● **Given instruction**: Continue the text below on disclosure obligations for companies listed on the HKEx, beginning after its final sentence.

● **Given text**:
***

Apart from CO, the content of prospectus is also subject to the Listing Rules. The requirements depends on the listing method of the shares are going to use, and on whether it is the first time issuance or issuing further shares. The guiding principle is to allow the investors to make an informed assessment of the activities of the issuers. [12] 

Continuous Disclosure

Once a company is listed on the HKEx, the company must at all times comply with their duty of continuous disclosure. There are various situations that the issuers have to disclose information. For example, they have to inform the public investors when there are notifiable transactions, [13] connected or related party transactions, [14] price-sensitive information, [15] mergers and takeovers and many others ( or should I use " and so on"?) The Listing Rules and the primary legislations do not give exhaustive lists of 'discloseable events'. Instead, regulations in both have provided the principles and criteria of when the issuers should give disclosure. This part will concern on two main types of disclosures of their standards and developments.

***

● **Raw data**:
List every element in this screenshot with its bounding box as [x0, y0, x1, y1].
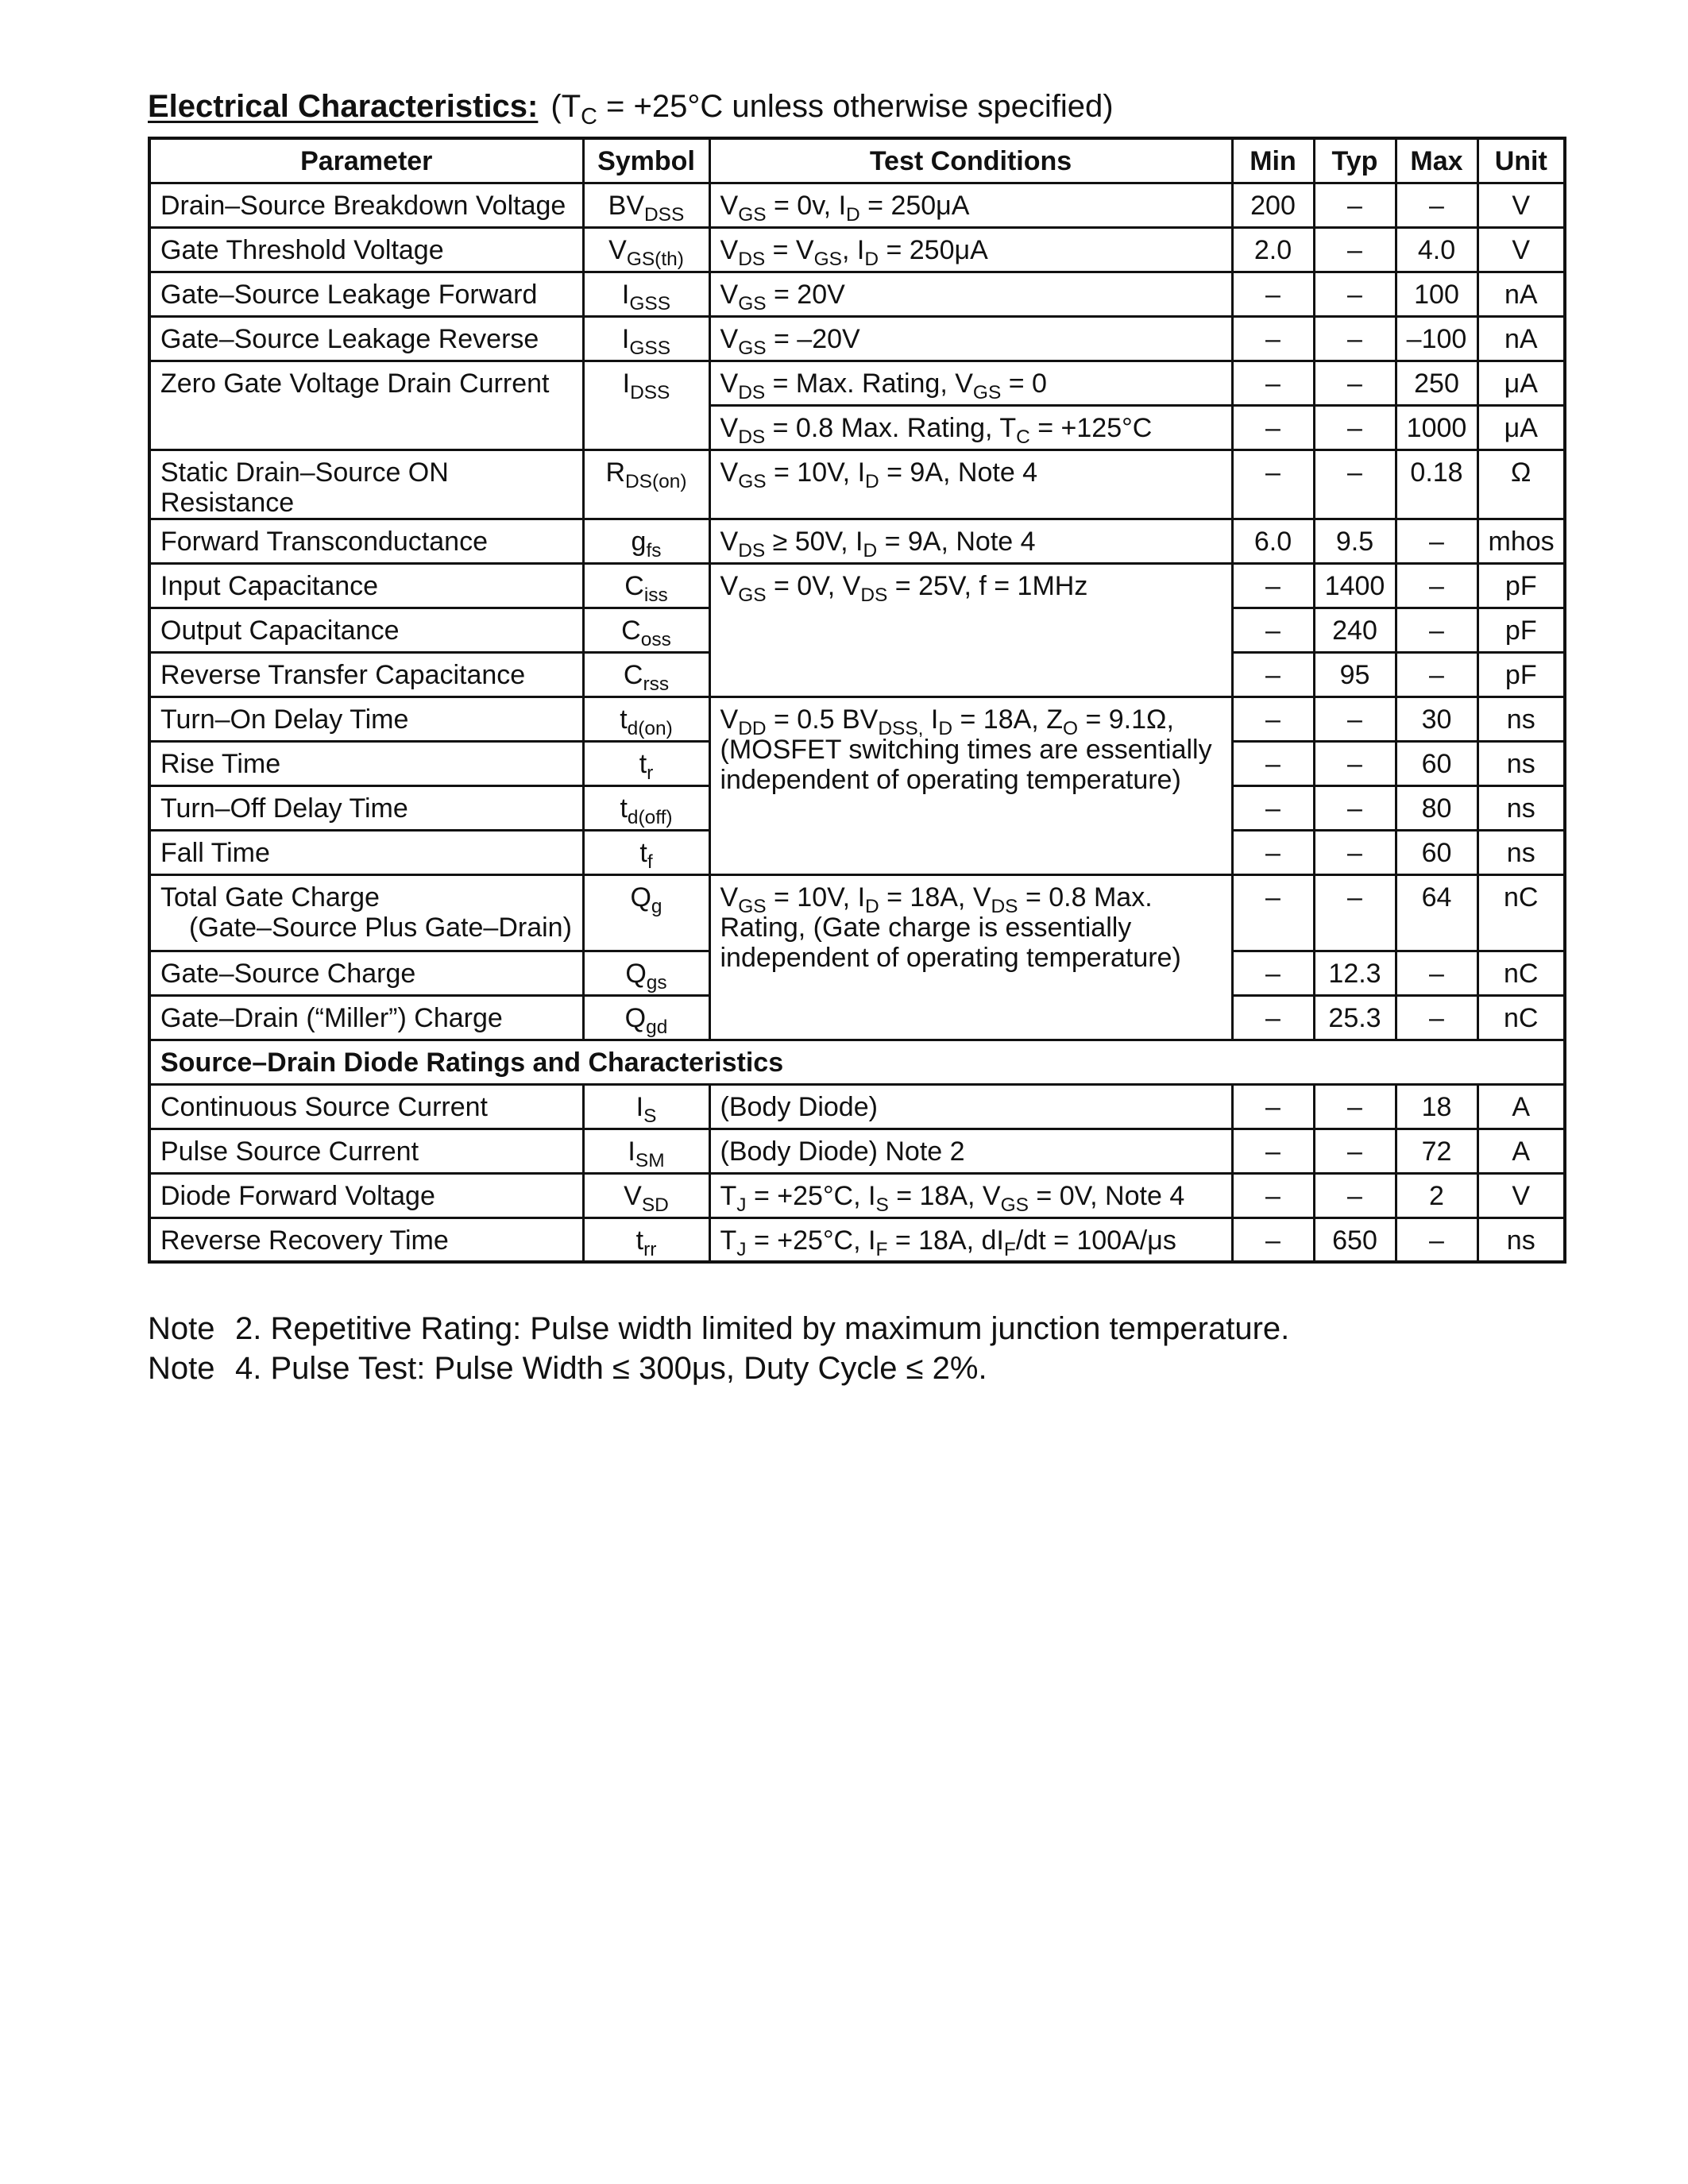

***

● **Written answer**:
Price-Sensitive Information

In Hong Kong, the listed companies are required to disclose price-sensitive information in a timely manner. (Main Board Listing Rules 13.05 and Growth Enterprise Market Listing Rules 17.10) Price-sensitive information is unpublished information that may potentially affect a company's stock price. The question of what constitutes price-sensitive information is left for the judgment on the part of the companies. But the Main Board Listing Rules gives guidelines of what is price-sensitive information, it says the issuers have disclose the information "as soon as is reasonably practicable if: (a) information necessary to enable the public to appraise the position the group; or (b) information necessary to avoid the establishment of a false market in its securities; or (c) information which might be reasonably expected materially to affect the market activity in and the price of its securities." (Main Board Listing Rules 13.09 (1)) It is important to stress that in determining the information, (a) to (c) criteria should be examined independently rather than conjunctively. [16] Also, the obligated is supplemented by the obligation under Note 11 of the Listing Rules.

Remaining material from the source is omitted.